Extracted records
* Begin *

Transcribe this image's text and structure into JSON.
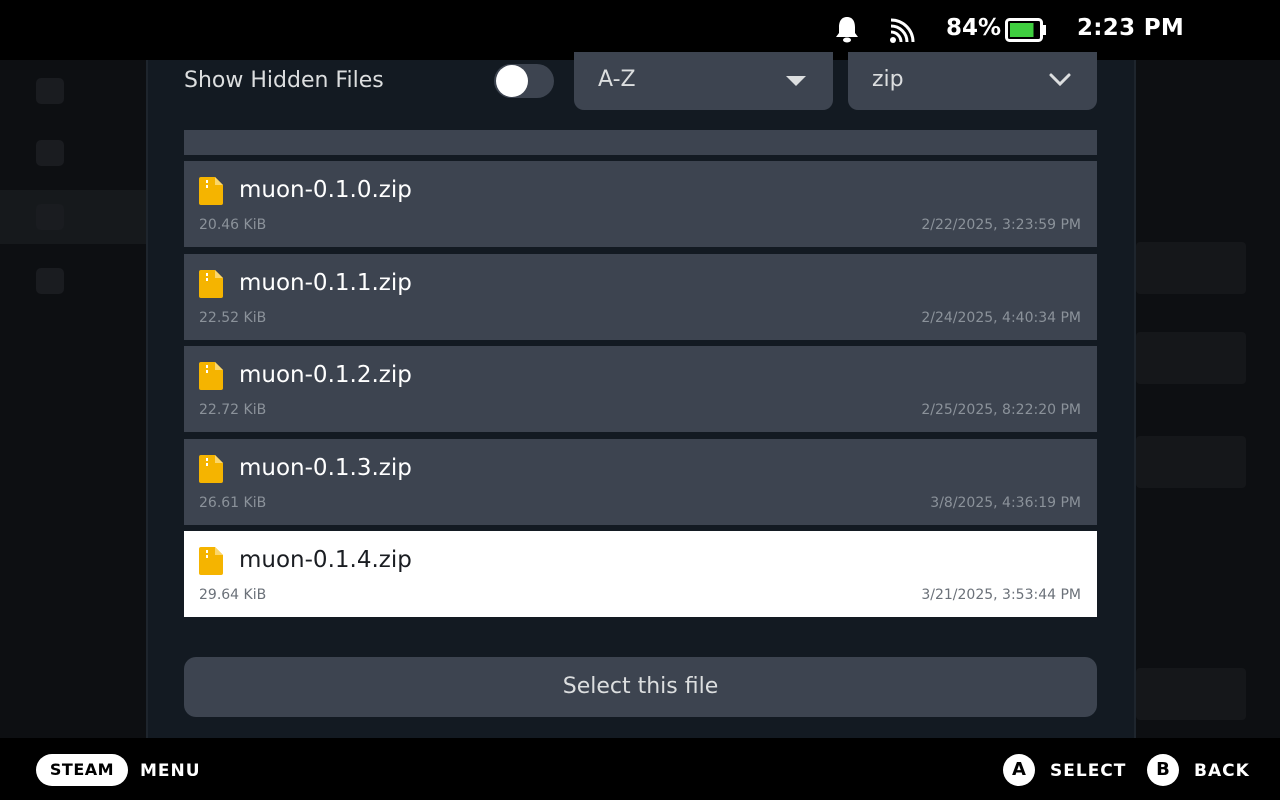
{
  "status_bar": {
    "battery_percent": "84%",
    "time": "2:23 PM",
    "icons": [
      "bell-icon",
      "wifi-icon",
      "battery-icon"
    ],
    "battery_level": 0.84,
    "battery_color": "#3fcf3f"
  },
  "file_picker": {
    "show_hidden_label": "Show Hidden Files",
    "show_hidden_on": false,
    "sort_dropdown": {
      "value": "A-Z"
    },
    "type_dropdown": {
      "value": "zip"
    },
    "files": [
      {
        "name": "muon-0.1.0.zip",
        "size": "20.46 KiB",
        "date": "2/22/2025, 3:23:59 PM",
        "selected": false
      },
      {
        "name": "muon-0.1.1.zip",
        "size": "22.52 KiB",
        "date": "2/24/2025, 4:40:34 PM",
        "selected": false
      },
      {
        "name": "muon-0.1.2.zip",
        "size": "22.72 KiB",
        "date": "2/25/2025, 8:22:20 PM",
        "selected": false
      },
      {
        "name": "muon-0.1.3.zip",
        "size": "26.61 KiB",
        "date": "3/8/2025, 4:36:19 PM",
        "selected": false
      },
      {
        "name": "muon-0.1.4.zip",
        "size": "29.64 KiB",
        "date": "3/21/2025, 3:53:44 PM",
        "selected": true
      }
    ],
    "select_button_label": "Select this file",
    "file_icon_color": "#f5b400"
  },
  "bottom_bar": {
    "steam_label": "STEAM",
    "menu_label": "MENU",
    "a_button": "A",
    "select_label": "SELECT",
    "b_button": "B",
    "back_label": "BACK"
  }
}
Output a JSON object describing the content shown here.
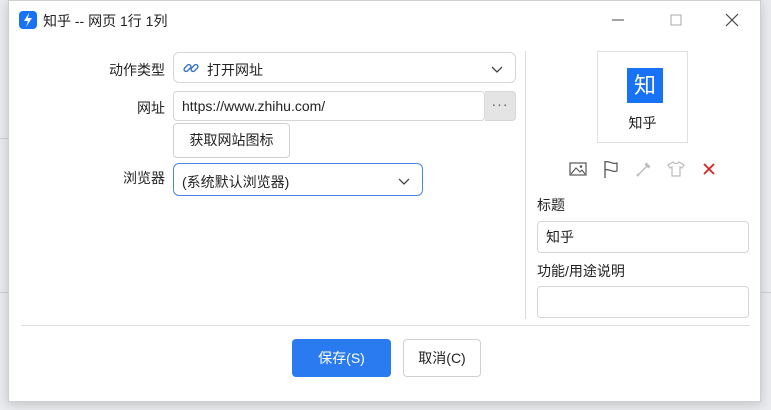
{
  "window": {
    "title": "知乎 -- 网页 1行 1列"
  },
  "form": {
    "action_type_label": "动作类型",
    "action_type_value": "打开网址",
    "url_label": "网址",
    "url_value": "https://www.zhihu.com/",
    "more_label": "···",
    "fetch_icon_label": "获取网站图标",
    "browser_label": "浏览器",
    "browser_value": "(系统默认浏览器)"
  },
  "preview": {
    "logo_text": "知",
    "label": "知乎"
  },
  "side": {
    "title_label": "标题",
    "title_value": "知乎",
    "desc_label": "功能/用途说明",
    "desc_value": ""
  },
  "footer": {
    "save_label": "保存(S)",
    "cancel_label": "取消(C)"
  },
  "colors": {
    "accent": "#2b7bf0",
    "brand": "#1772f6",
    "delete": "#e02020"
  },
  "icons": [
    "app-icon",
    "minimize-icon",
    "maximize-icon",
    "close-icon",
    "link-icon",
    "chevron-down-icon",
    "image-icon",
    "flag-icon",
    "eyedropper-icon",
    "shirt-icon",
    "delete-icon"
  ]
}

* End *

Exercise description: Transcribe the complete set of entries verbatim. No pictures belong in the copy.

Result of this exercise:
Transcribe this image's text and structure into JSON.
{
  "status_bar": {
    "battery_percent": "84%",
    "time": "2:23 PM",
    "icons": [
      "bell-icon",
      "wifi-icon",
      "battery-icon"
    ],
    "battery_level": 0.84,
    "battery_color": "#3fcf3f"
  },
  "file_picker": {
    "show_hidden_label": "Show Hidden Files",
    "show_hidden_on": false,
    "sort_dropdown": {
      "value": "A-Z"
    },
    "type_dropdown": {
      "value": "zip"
    },
    "files": [
      {
        "name": "muon-0.1.0.zip",
        "size": "20.46 KiB",
        "date": "2/22/2025, 3:23:59 PM",
        "selected": false
      },
      {
        "name": "muon-0.1.1.zip",
        "size": "22.52 KiB",
        "date": "2/24/2025, 4:40:34 PM",
        "selected": false
      },
      {
        "name": "muon-0.1.2.zip",
        "size": "22.72 KiB",
        "date": "2/25/2025, 8:22:20 PM",
        "selected": false
      },
      {
        "name": "muon-0.1.3.zip",
        "size": "26.61 KiB",
        "date": "3/8/2025, 4:36:19 PM",
        "selected": false
      },
      {
        "name": "muon-0.1.4.zip",
        "size": "29.64 KiB",
        "date": "3/21/2025, 3:53:44 PM",
        "selected": true
      }
    ],
    "select_button_label": "Select this file",
    "file_icon_color": "#f5b400"
  },
  "bottom_bar": {
    "steam_label": "STEAM",
    "menu_label": "MENU",
    "a_button": "A",
    "select_label": "SELECT",
    "b_button": "B",
    "back_label": "BACK"
  }
}
Output a JSON object describing the content shown here.
{
  "window": {
    "title": "知乎 -- 网页 1行 1列"
  },
  "form": {
    "action_type_label": "动作类型",
    "action_type_value": "打开网址",
    "url_label": "网址",
    "url_value": "https://www.zhihu.com/",
    "more_label": "···",
    "fetch_icon_label": "获取网站图标",
    "browser_label": "浏览器",
    "browser_value": "(系统默认浏览器)"
  },
  "preview": {
    "logo_text": "知",
    "label": "知乎"
  },
  "side": {
    "title_label": "标题",
    "title_value": "知乎",
    "desc_label": "功能/用途说明",
    "desc_value": ""
  },
  "footer": {
    "save_label": "保存(S)",
    "cancel_label": "取消(C)"
  },
  "colors": {
    "accent": "#2b7bf0",
    "brand": "#1772f6",
    "delete": "#e02020"
  },
  "icons": [
    "app-icon",
    "minimize-icon",
    "maximize-icon",
    "close-icon",
    "link-icon",
    "chevron-down-icon",
    "image-icon",
    "flag-icon",
    "eyedropper-icon",
    "shirt-icon",
    "delete-icon"
  ]
}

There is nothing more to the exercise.